[Data entries]

-----

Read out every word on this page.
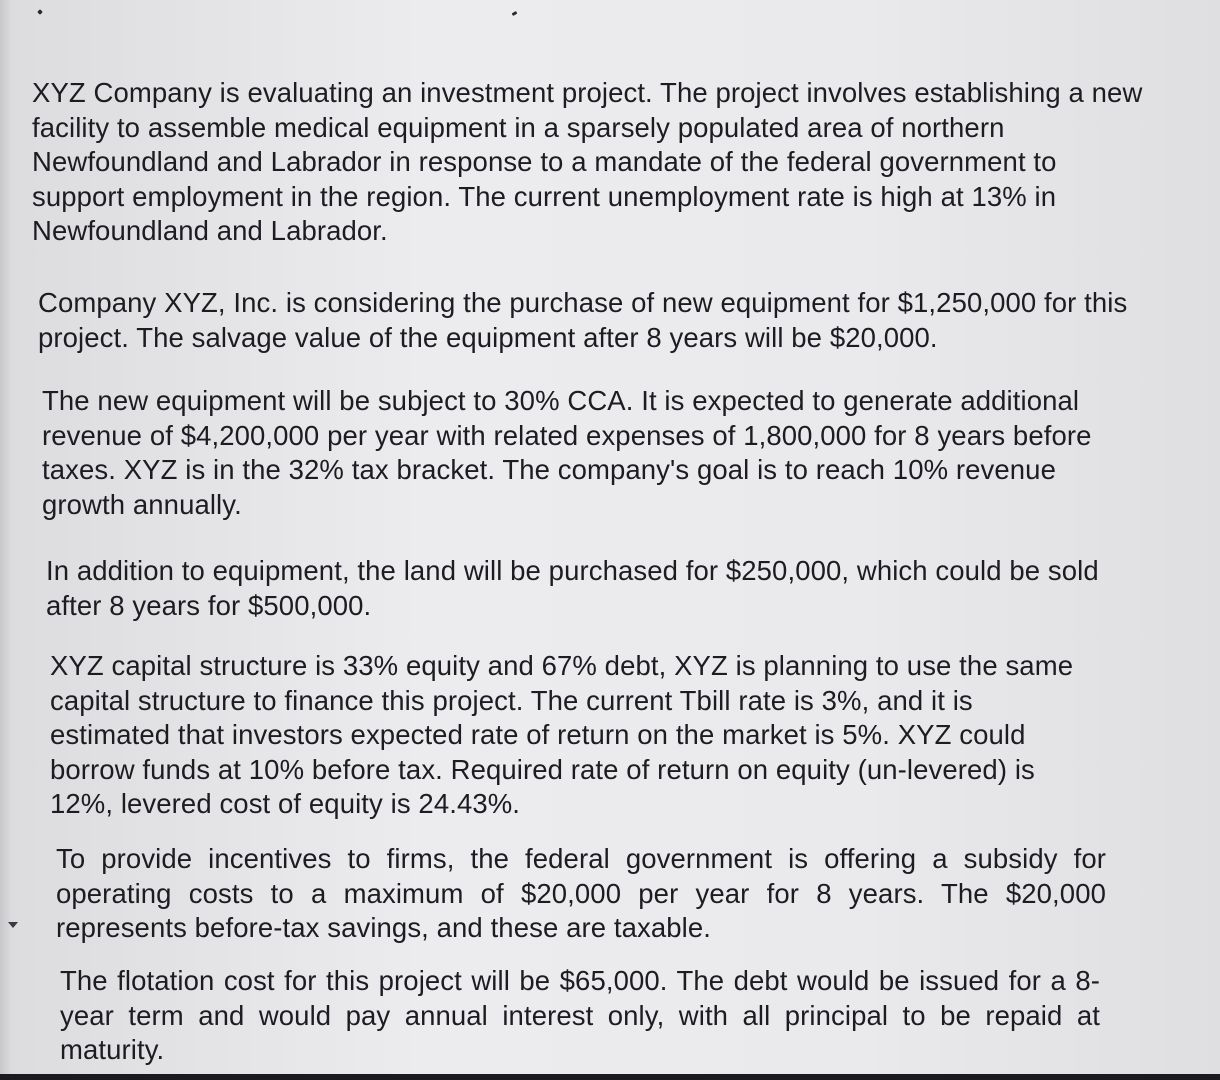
XYZ Company is evaluating an investment project. The project involves establishing a new facility to assemble medical equipment in a sparsely populated area of northern Newfoundland and Labrador in response to a mandate of the federal government to support employment in the region. The current unemployment rate is high at 13% in Newfoundland and Labrador.

Company XYZ, Inc. is considering the purchase of new equipment for $1,250,000 for this project. The salvage value of the equipment after 8 years will be $20,000.

The new equipment will be subject to 30% CCA. It is expected to generate additional revenue of $4,200,000 per year with related expenses of 1,800,000 for 8 years before taxes. XYZ is in the 32% tax bracket. The company's goal is to reach 10% revenue growth annually.

In addition to equipment, the land will be purchased for $250,000, which could be sold after 8 years for $500,000.

XYZ capital structure is 33% equity and 67% debt, XYZ is planning to use the same capital structure to finance this project. The current Tbill rate is 3%, and it is estimated that investors expected rate of return on the market is 5%. XYZ could borrow funds at 10% before tax. Required rate of return on equity (un-levered) is 12%, levered cost of equity is 24.43%.

To provide incentives to firms, the federal government is offering a subsidy for operating costs to a maximum of $20,000 per year for 8 years. The $20,000 represents before-tax savings, and these are taxable.

The flotation cost for this project will be $65,000. The debt would be issued for a 8-year term and would pay annual interest only, with all principal to be repaid at maturity.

-----

### PROBLEM TO SOLVE
Without including any pictures, reproduce the listing exactly.

### SOLUTION FOR THIS EXERCISE
Read out every word on this page.
XYZ Company is evaluating an investment project. The project involves establishing a new facility to assemble medical equipment in a sparsely populated area of northern Newfoundland and Labrador in response to a mandate of the federal government to support employment in the region. The current unemployment rate is high at 13% in Newfoundland and Labrador.

Company XYZ, Inc. is considering the purchase of new equipment for $1,250,000 for this project. The salvage value of the equipment after 8 years will be $20,000.

The new equipment will be subject to 30% CCA. It is expected to generate additional revenue of $4,200,000 per year with related expenses of 1,800,000 for 8 years before taxes. XYZ is in the 32% tax bracket. The company's goal is to reach 10% revenue growth annually.

In addition to equipment, the land will be purchased for $250,000, which could be sold after 8 years for $500,000.

XYZ capital structure is 33% equity and 67% debt, XYZ is planning to use the same capital structure to finance this project. The current Tbill rate is 3%, and it is estimated that investors expected rate of return on the market is 5%. XYZ could borrow funds at 10% before tax. Required rate of return on equity (un-levered) is 12%, levered cost of equity is 24.43%.

To provide incentives to firms, the federal government is offering a subsidy for operating costs to a maximum of $20,000 per year for 8 years. The $20,000 represents before-tax savings, and these are taxable.

The flotation cost for this project will be $65,000. The debt would be issued for a 8-year term and would pay annual interest only, with all principal to be repaid at maturity.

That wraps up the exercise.